Write out the records verbatim, from the line that contains "inset-annotation: 0.4 [443,661,468,681]" through the line that contains "inset-y-tick-label: 0 [299,766,313,796]", including both of those lines.

────

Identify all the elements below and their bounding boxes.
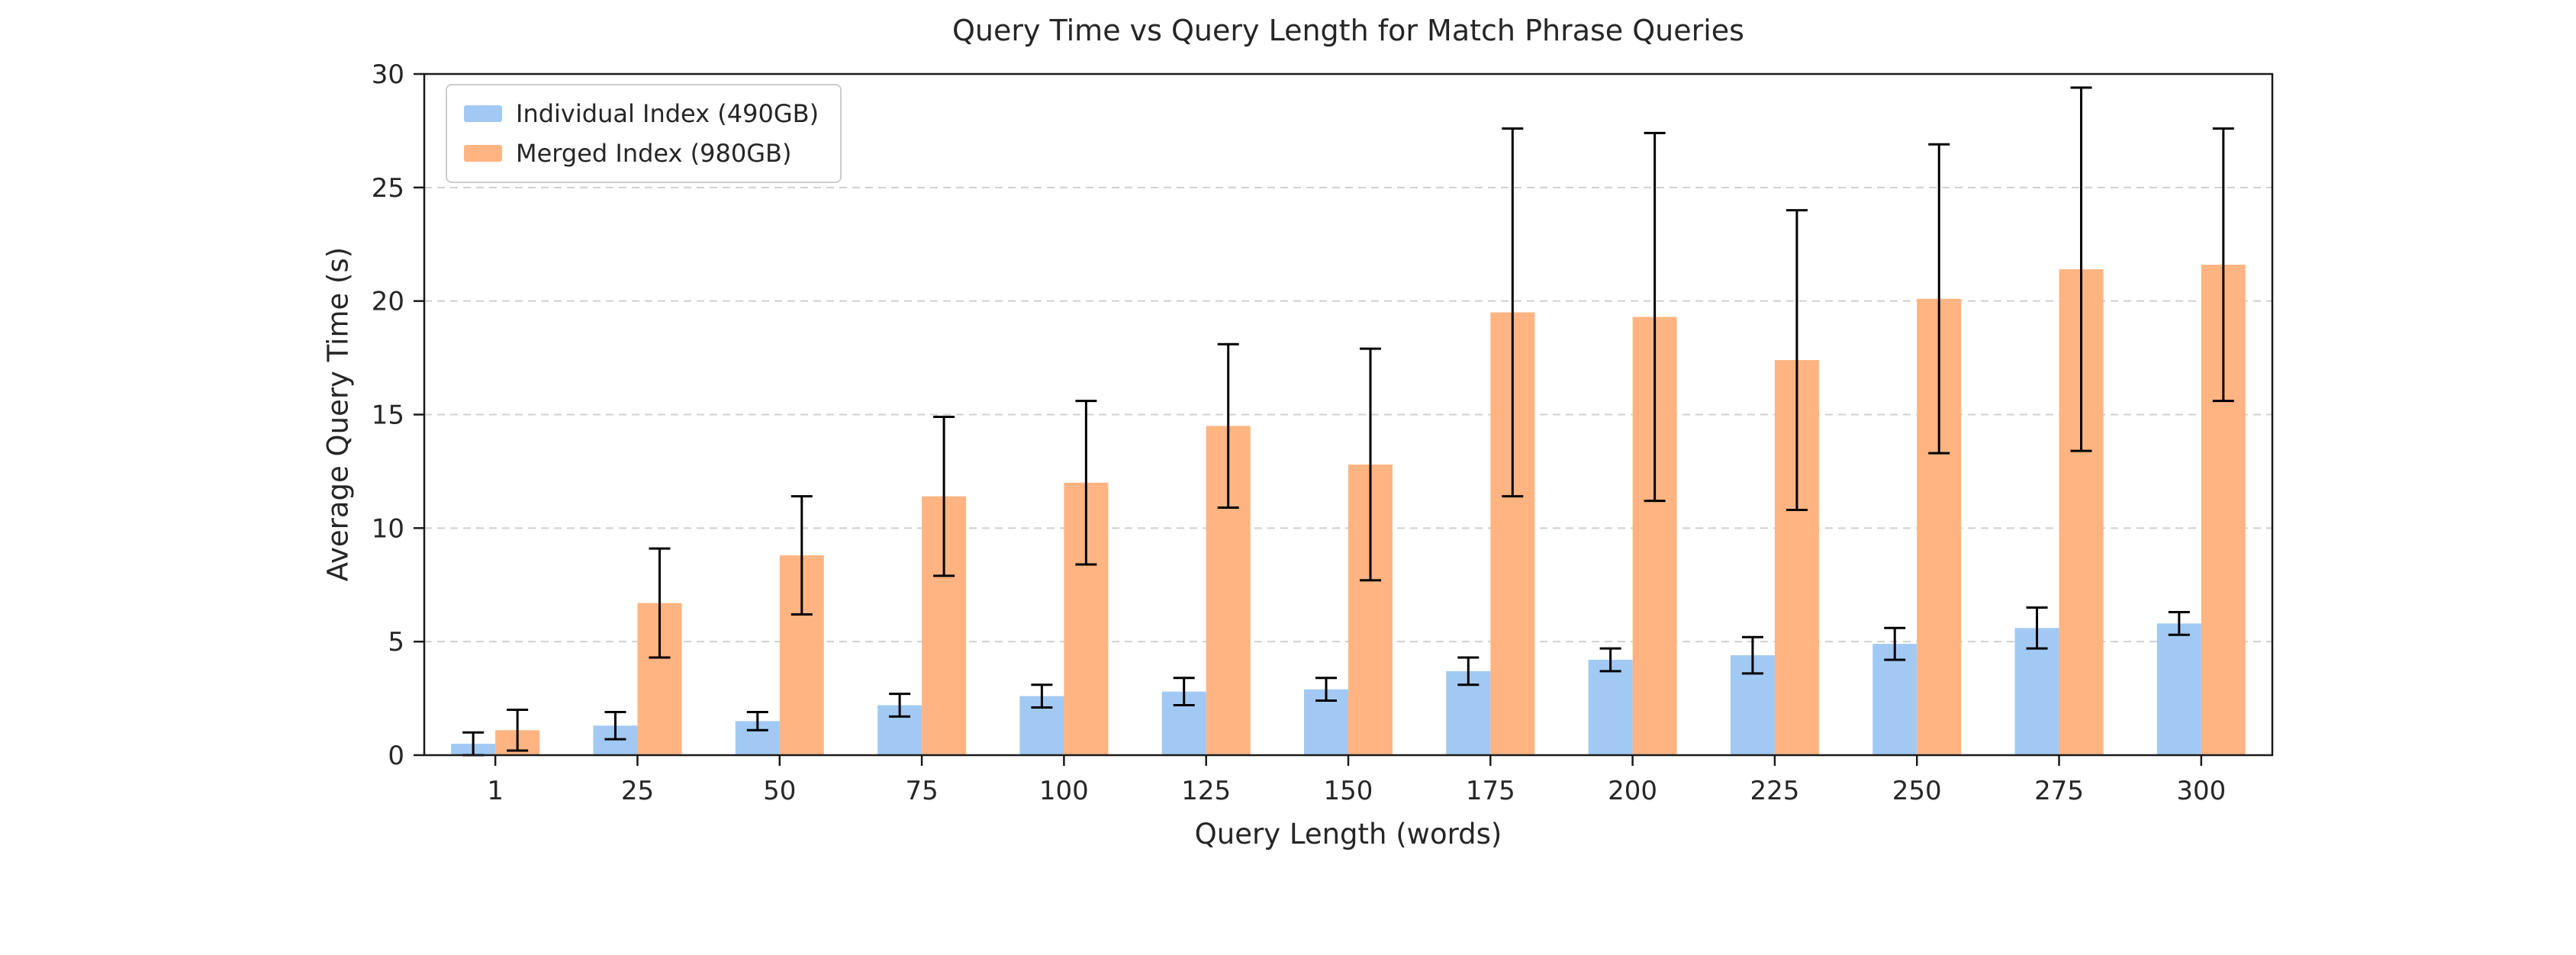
chart-title: Query Time vs Query Length for Match Phr… [952, 14, 1744, 47]
y-tick-label-15: 15 [372, 400, 404, 431]
legend: Individual Index (490GB) Merged Index (9… [446, 84, 842, 183]
legend-item-merged: Merged Index (980GB) [464, 139, 819, 168]
legend-swatch-individual-index [464, 105, 502, 122]
x-axis-label: Query Length (words) [1194, 818, 1502, 850]
legend-label-individual-index: Individual Index (490GB) [516, 99, 819, 128]
bar-individual-250 [1872, 644, 1918, 755]
x-tick-label-275: 275 [2034, 776, 2084, 806]
x-tick-label-250: 250 [1892, 776, 1942, 806]
y-tick-label-10: 10 [372, 513, 404, 544]
y-tick-label-25: 25 [372, 173, 404, 204]
x-tick-label-225: 225 [1750, 776, 1799, 806]
bar-individual-300 [2156, 623, 2201, 755]
x-tick-label-300: 300 [2176, 776, 2226, 806]
y-tick-label-0: 0 [388, 741, 404, 771]
x-tick-label-25: 25 [621, 776, 654, 806]
x-tick-label-100: 100 [1039, 776, 1089, 806]
legend-item-individual: Individual Index (490GB) [464, 99, 819, 128]
x-tick-label-75: 75 [905, 776, 938, 806]
legend-swatch-merged-index [464, 145, 502, 162]
x-tick-label-150: 150 [1324, 776, 1373, 806]
bar-individual-200 [1588, 659, 1633, 755]
x-tick-label-175: 175 [1466, 776, 1515, 806]
x-tick-label-125: 125 [1181, 776, 1231, 806]
x-tick-label-1: 1 [487, 776, 504, 806]
y-tick-label-5: 5 [388, 627, 404, 658]
x-tick-label-200: 200 [1608, 776, 1657, 806]
y-tick-label-30: 30 [372, 59, 404, 90]
legend-label-merged-index: Merged Index (980GB) [516, 139, 792, 168]
y-tick-label-20: 20 [372, 287, 404, 317]
x-tick-label-50: 50 [763, 776, 796, 806]
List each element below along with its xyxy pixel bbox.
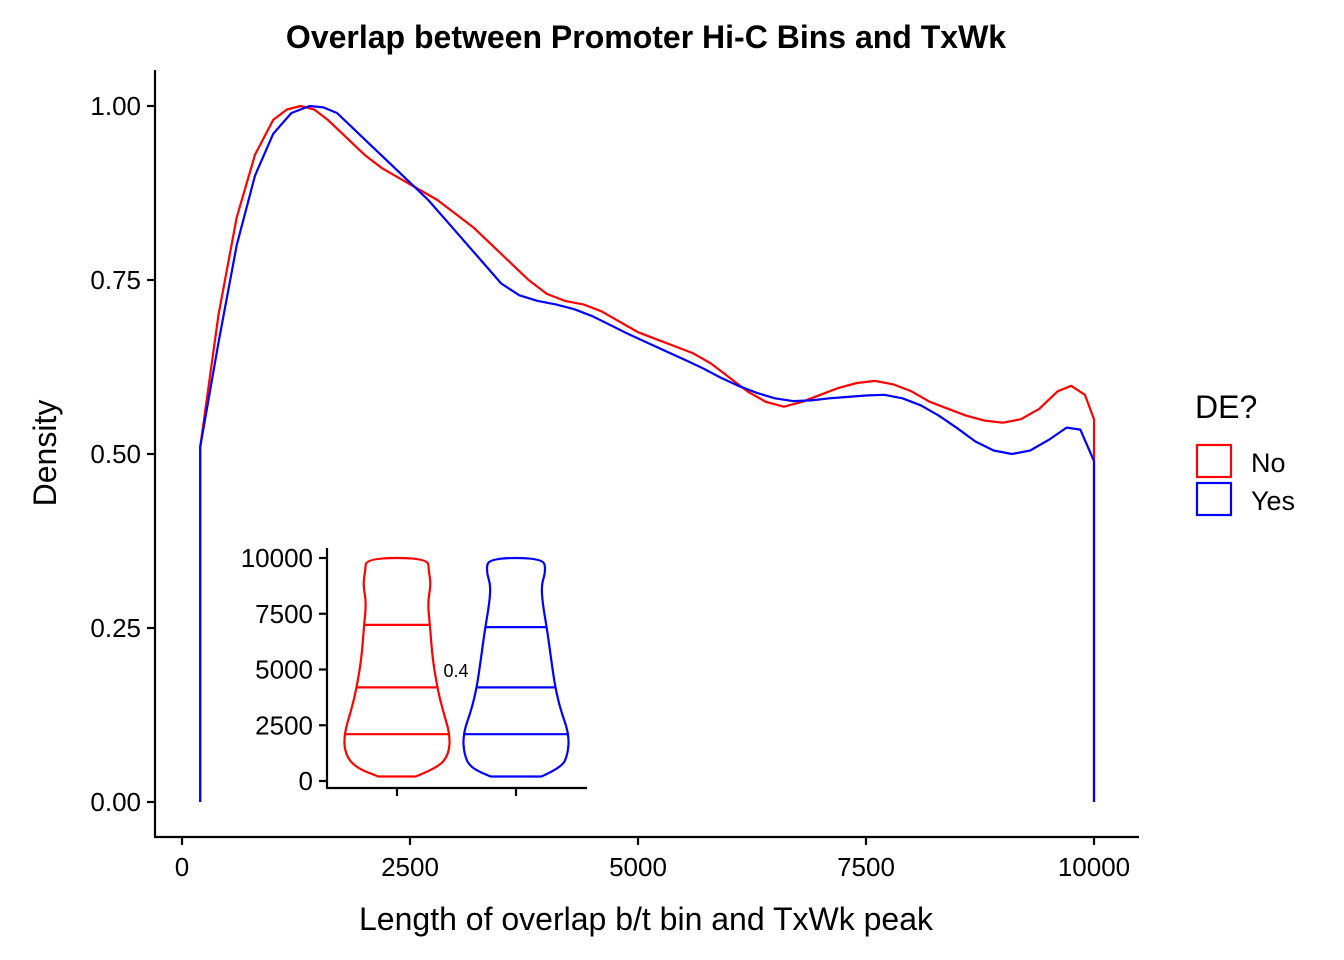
inset-annotation: 0.4 [443,661,468,681]
y-axis-title: Density [27,400,63,507]
density-curve-no [199,104,1096,802]
y-tick-label: 1.00 [90,91,141,121]
inset-y-tick-label: 2500 [255,710,313,740]
x-tick-label: 7500 [837,852,895,882]
y-tick-label: 0.00 [90,787,141,817]
legend-label-no: No [1251,448,1286,478]
inset-y-tick-label: 7500 [255,599,313,629]
inset-y-tick-label: 5000 [255,655,313,685]
y-tick-label: 0.25 [90,613,141,643]
chart-title: Overlap between Promoter Hi-C Bins and T… [286,19,1006,55]
legend-key-yes [1195,481,1233,517]
density-curve-yes [199,104,1096,802]
y-tick-label: 0.75 [90,265,141,295]
inset-y-tick-label: 0 [299,766,313,796]
x-tick-label: 5000 [609,852,667,882]
y-ticks: 0.00 0.25 0.50 0.75 1.00 [90,91,155,817]
x-tick-label: 0 [175,852,189,882]
legend-title: DE? [1195,389,1257,425]
x-ticks: 0 2500 5000 7500 10000 [175,837,1130,882]
violin-yes [462,556,570,778]
legend: DE? No Yes [1195,389,1295,517]
legend-label-yes: Yes [1251,486,1295,516]
violin-no [343,556,451,778]
legend-entries: No Yes [1195,443,1295,517]
x-tick-label: 2500 [381,852,439,882]
legend-key-no [1195,443,1233,479]
x-axis-title: Length of overlap b/t bin and TxWk peak [359,901,934,937]
inset-violin-plot: 0 2500 5000 7500 10000 0.4 [241,543,587,796]
inset-y-tick-label: 10000 [241,543,313,573]
y-tick-label: 0.50 [90,439,141,469]
density-curves [199,104,1096,802]
main-plot: 0.000.250.500.751.00 0 2500 5000 7500 10000 … [90,70,1139,882]
x-tick-label: 10000 [1058,852,1130,882]
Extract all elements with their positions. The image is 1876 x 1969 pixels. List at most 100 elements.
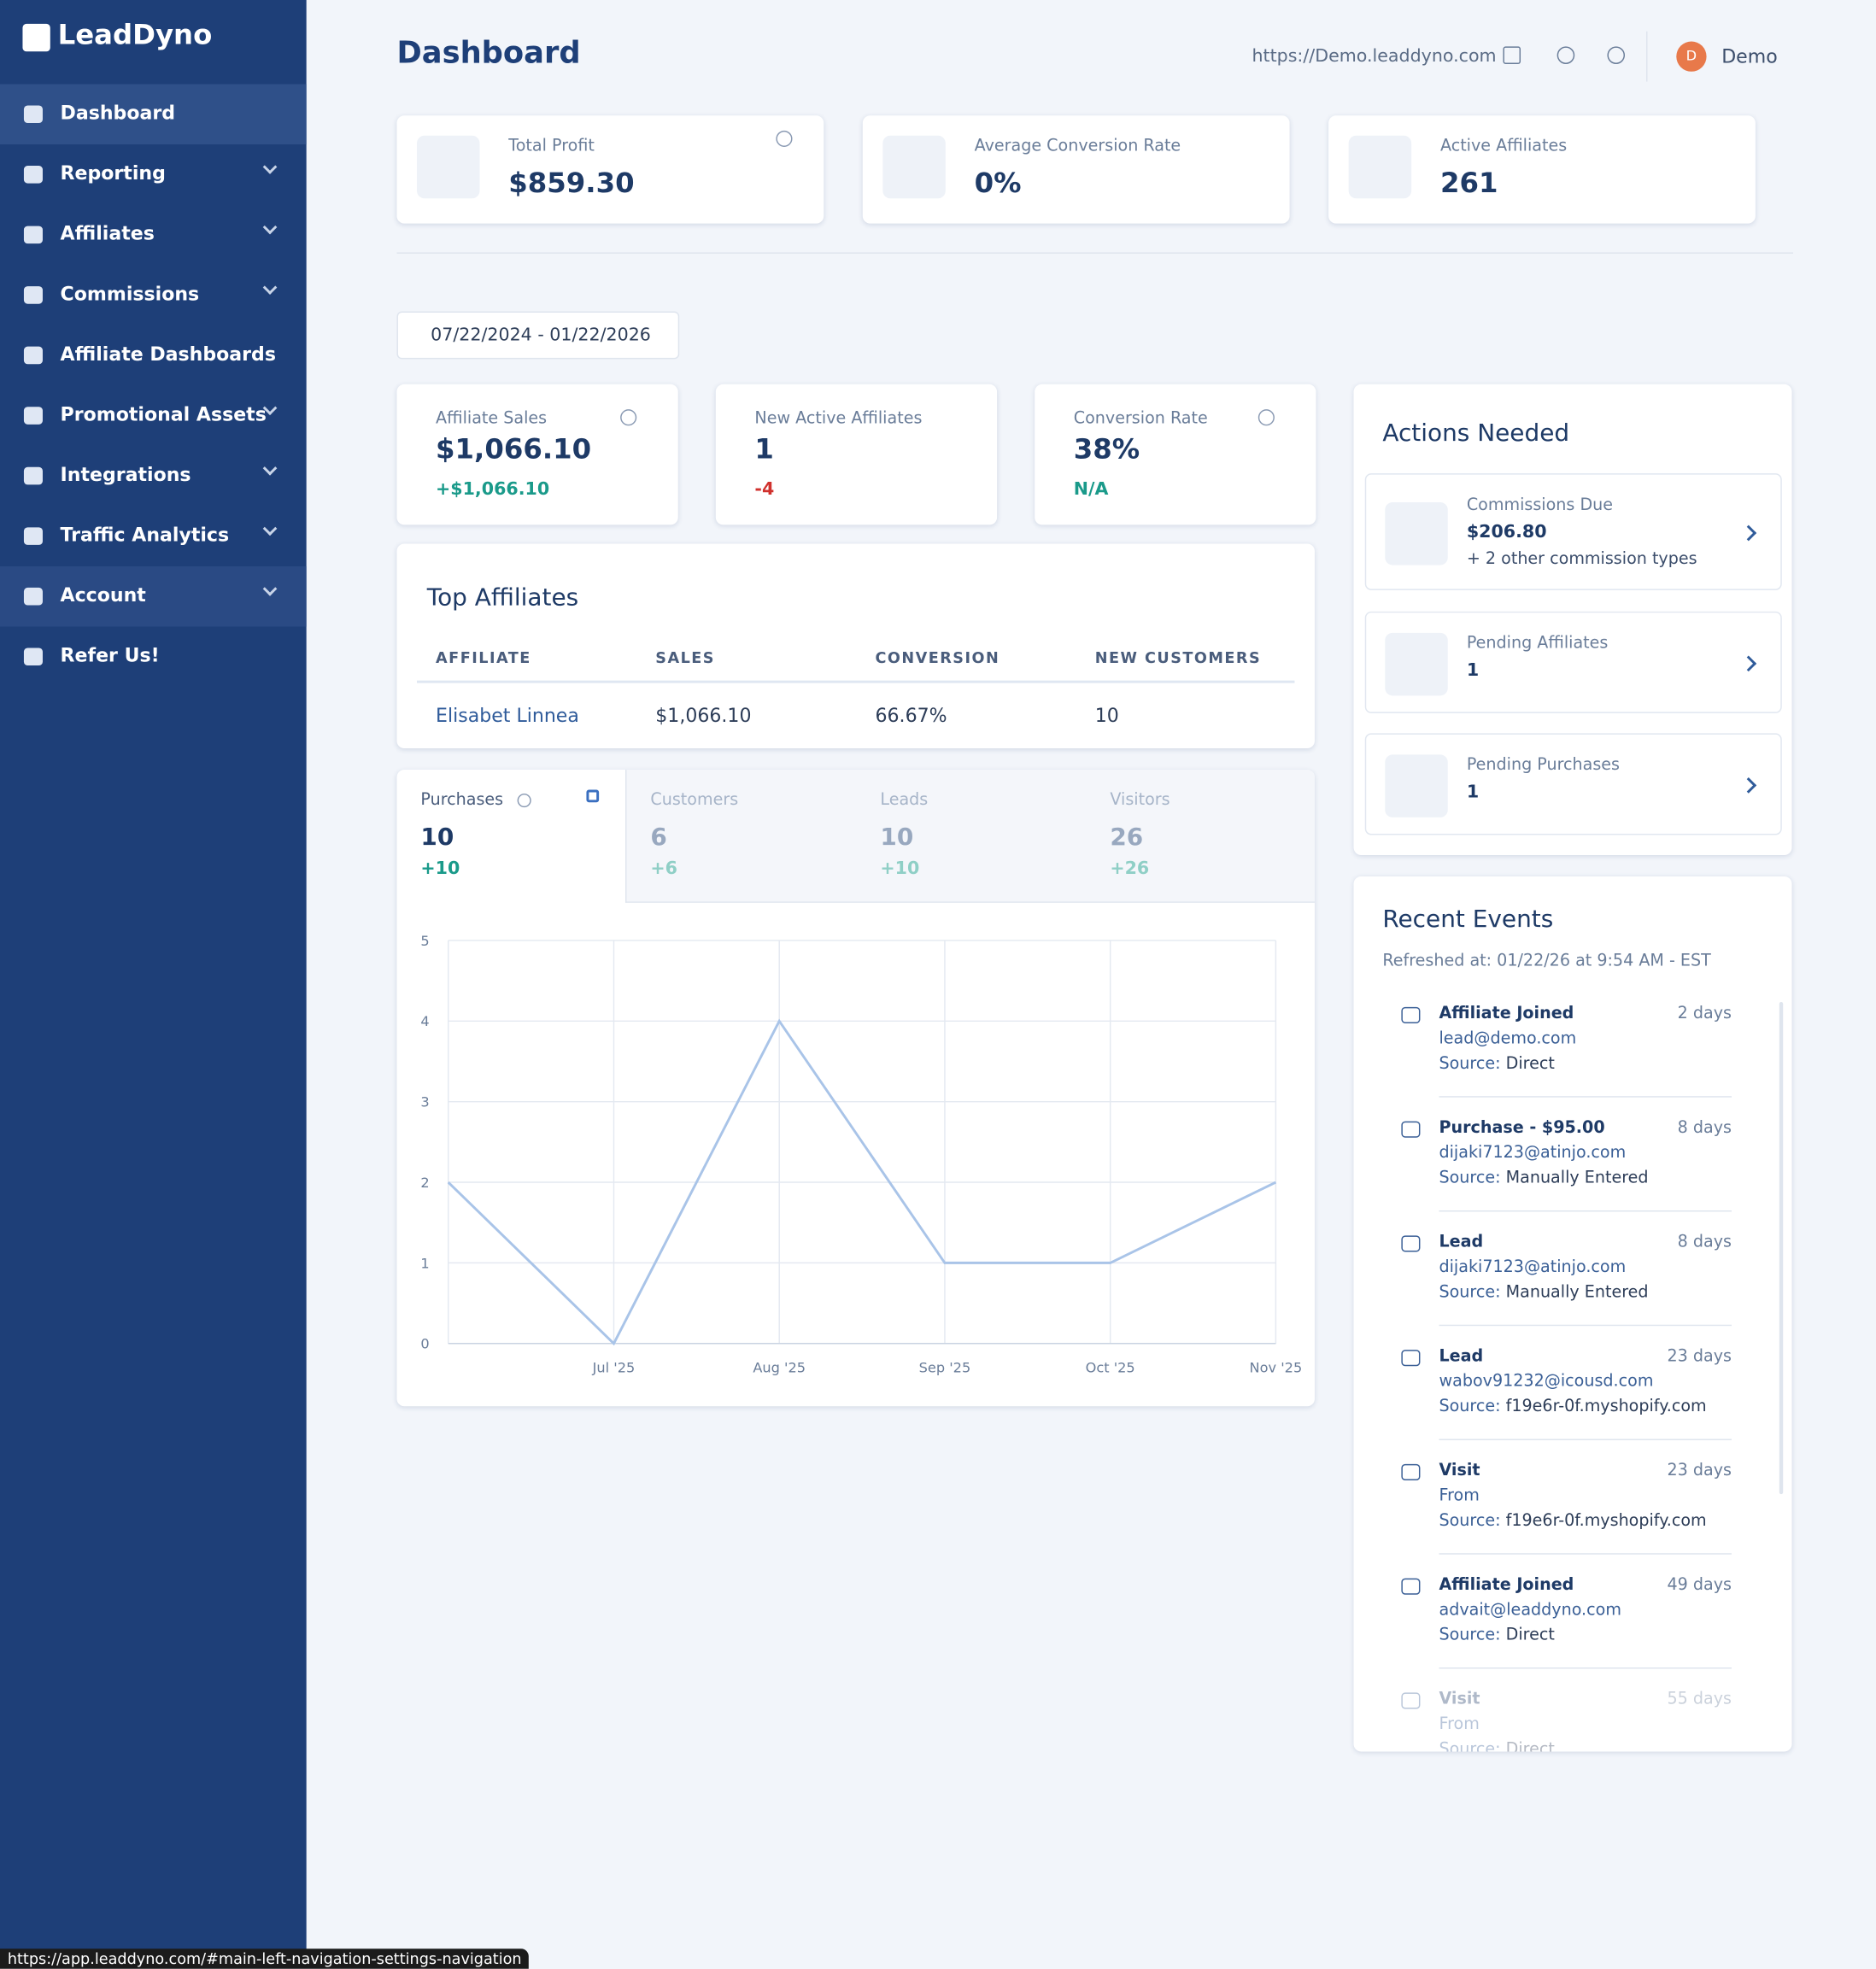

────

## CORRECT OUTPUT
inset-annotation: 0.4 [443,661,468,681]
y-axis-title: Density [27,400,63,507]
density-curve-no [199,104,1096,802]
y-tick-label: 1.00 [90,91,141,121]
inset-y-tick-label: 2500 [255,710,313,740]
x-tick-label: 7500 [837,852,895,882]
y-tick-label: 0.00 [90,787,141,817]
legend-label-no: No [1251,448,1286,478]
inset-y-tick-label: 7500 [255,599,313,629]
inset-y-tick-label: 5000 [255,655,313,685]
y-tick-label: 0.25 [90,613,141,643]
chart-title: Overlap between Promoter Hi-C Bins and T… [286,19,1006,55]
legend-key-yes [1195,481,1233,517]
density-curve-yes [199,104,1096,802]
y-tick-label: 0.75 [90,265,141,295]
inset-y-tick-label: 0 [299,766,313,796]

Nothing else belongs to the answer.